**YOUR TASK**
Reproduce the entries from the first line through the line holding "new-deaths-description: COVID-19 related", inclusive, renaming every "MSDH" to "the state health department" and leaving everything else unchanged. Give only those lines.

**WORKING DATA**
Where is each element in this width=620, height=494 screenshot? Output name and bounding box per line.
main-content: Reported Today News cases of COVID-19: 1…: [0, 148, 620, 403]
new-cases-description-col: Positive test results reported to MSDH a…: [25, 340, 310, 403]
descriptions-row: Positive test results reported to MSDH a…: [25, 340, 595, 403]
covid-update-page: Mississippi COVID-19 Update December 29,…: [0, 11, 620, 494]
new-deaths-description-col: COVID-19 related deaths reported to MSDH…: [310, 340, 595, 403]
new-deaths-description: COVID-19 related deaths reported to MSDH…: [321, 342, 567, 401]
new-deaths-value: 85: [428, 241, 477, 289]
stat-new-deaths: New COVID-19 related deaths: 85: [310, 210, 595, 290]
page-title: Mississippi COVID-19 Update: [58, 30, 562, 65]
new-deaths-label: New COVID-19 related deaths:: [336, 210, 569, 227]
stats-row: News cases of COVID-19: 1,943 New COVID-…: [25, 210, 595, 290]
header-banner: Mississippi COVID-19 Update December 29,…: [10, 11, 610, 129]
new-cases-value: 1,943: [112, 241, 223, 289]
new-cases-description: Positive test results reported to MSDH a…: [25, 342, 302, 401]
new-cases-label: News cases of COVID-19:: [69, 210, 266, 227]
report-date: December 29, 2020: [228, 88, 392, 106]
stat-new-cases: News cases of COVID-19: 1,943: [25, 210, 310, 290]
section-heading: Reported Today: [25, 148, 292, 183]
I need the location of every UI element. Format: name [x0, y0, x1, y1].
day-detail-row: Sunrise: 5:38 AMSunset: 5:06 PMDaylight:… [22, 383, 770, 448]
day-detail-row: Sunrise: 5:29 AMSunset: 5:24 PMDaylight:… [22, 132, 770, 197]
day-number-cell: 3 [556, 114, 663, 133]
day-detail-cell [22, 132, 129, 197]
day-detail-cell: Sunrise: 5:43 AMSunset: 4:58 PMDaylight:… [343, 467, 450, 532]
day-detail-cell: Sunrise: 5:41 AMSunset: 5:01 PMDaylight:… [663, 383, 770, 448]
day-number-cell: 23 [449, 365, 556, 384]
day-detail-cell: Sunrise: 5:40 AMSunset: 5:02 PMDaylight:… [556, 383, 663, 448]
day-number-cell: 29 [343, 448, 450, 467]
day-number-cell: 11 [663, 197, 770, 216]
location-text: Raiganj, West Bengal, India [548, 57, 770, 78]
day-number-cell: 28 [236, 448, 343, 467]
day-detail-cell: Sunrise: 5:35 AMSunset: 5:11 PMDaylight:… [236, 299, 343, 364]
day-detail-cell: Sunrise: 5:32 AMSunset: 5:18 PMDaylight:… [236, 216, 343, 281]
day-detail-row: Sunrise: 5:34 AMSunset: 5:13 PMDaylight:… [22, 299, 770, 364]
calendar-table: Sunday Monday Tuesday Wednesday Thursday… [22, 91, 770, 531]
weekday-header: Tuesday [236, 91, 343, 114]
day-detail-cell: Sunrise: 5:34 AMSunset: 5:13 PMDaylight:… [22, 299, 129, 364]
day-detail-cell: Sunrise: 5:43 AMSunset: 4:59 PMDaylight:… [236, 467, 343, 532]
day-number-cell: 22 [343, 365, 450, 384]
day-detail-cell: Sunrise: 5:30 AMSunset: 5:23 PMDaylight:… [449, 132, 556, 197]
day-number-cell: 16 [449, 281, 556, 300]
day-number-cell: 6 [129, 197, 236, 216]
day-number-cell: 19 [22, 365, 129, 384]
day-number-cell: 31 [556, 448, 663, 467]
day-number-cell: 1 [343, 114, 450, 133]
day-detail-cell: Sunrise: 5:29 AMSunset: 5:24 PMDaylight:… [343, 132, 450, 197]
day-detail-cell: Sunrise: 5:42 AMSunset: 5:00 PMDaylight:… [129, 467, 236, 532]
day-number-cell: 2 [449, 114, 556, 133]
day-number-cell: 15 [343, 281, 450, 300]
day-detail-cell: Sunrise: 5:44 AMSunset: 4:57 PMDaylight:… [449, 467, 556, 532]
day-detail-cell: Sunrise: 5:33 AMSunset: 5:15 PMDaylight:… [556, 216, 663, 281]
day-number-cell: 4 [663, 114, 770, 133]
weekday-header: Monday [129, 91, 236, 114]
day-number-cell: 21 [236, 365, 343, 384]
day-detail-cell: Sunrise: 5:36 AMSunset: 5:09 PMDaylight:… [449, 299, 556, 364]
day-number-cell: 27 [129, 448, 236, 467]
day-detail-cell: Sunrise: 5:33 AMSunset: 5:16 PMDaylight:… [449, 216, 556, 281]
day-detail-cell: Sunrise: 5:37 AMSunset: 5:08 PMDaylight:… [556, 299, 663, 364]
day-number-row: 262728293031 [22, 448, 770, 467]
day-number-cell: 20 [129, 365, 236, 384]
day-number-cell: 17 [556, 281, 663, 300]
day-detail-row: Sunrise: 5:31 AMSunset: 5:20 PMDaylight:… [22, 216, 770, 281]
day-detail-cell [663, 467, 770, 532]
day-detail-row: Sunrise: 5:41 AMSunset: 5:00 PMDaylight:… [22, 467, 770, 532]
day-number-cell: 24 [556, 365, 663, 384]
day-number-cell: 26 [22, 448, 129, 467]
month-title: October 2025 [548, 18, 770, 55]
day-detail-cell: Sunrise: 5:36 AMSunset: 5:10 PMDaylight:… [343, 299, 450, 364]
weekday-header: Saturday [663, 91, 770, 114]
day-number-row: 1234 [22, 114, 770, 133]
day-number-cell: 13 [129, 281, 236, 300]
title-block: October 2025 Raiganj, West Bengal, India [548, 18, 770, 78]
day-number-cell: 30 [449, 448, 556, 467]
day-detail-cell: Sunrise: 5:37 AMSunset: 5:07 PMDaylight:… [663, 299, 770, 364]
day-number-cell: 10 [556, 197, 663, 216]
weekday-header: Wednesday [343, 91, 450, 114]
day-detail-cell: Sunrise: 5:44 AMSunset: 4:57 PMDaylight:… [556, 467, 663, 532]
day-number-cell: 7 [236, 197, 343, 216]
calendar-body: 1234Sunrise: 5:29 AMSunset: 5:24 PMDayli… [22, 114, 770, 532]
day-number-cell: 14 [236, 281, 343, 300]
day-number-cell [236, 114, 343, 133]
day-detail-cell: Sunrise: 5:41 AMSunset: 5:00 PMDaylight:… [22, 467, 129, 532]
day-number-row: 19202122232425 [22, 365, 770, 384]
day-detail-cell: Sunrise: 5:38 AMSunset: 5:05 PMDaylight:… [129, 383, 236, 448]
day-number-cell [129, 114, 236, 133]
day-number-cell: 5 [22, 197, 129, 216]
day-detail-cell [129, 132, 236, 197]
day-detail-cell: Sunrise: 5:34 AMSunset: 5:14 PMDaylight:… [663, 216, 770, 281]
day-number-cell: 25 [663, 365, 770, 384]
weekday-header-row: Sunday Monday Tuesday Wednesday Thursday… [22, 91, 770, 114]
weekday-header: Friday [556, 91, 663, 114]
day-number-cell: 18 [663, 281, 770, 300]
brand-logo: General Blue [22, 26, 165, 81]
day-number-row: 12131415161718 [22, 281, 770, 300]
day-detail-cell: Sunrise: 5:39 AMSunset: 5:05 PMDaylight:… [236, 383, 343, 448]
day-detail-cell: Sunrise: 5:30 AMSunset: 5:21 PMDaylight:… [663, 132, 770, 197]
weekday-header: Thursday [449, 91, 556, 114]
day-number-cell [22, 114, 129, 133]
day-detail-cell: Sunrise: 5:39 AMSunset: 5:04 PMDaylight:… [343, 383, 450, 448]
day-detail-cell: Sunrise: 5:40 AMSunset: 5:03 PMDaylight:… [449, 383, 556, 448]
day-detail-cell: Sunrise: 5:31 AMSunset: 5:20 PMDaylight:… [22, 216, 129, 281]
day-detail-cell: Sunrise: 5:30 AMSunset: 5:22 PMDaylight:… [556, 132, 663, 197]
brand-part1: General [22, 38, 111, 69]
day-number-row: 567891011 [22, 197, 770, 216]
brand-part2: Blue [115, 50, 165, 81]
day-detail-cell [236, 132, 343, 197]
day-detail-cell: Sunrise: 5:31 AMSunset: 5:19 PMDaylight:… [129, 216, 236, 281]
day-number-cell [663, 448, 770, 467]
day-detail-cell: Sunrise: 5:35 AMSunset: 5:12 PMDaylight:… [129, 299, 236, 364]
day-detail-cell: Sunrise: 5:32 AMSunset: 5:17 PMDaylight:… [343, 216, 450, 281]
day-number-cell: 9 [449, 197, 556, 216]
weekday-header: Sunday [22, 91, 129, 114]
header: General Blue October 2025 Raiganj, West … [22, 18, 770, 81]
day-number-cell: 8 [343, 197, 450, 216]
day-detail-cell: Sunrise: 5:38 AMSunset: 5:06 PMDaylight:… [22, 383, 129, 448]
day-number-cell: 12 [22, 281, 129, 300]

**RESULT**
Where is each element in this width=620, height=494 screenshot? Output name and bounding box per line.
main-content: Reported Today News cases of COVID-19: 1…: [0, 148, 620, 403]
new-cases-description-col: Positive test results reported to the state health department a…: [25, 340, 310, 403]
descriptions-row: Positive test results reported to the state health department a…: [25, 340, 595, 403]
covid-update-page: Mississippi COVID-19 Update December 29,…: [0, 11, 620, 494]
new-deaths-description-col: COVID-19 related deaths reported to the state health department…: [310, 340, 595, 403]
new-deaths-description: COVID-19 related deaths reported to the state health department…: [321, 342, 567, 401]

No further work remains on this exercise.